## WORK REQUEST
Write out the data that follows. Keep every character unchanged.
┌──
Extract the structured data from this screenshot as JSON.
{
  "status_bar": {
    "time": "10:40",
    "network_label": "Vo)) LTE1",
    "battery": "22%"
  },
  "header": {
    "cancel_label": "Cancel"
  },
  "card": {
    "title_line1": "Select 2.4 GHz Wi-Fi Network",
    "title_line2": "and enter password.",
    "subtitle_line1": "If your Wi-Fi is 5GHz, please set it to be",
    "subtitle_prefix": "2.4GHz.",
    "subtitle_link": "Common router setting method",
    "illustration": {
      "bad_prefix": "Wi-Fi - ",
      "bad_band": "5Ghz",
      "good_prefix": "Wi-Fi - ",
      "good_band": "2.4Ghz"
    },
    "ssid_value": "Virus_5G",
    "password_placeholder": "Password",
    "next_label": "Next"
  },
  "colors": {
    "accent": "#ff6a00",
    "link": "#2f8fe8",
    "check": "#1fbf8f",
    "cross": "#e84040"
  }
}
└──
## OUTPUT FOR THIS TASK
Extract the structured data from this screenshot as JSON.
{
  "status_bar": {
    "time": "10:40",
    "network_label": "Vo)) LTE1",
    "battery": "22%"
  },
  "header": {
    "cancel_label": "Cancel"
  },
  "card": {
    "title_line1": "Select 2.4 GHz Wi-Fi Network",
    "title_line2": "and enter password.",
    "subtitle_line1": "If your Wi-Fi is 5GHz, please set it to be",
    "subtitle_prefix": "2.4GHz.",
    "subtitle_link": "Common router setting method",
    "illustration": {
      "bad_prefix": "Wi-Fi - ",
      "bad_band": "5Ghz",
      "good_prefix": "Wi-Fi - ",
      "good_band": "2.4Ghz"
    },
    "ssid_value": "Virus_5G",
    "password_placeholder": "Password",
    "next_label": "Next"
  },
  "colors": {
    "accent": "#ff6a00",
    "link": "#2f8fe8",
    "check": "#1fbf8f",
    "cross": "#e84040"
  }
}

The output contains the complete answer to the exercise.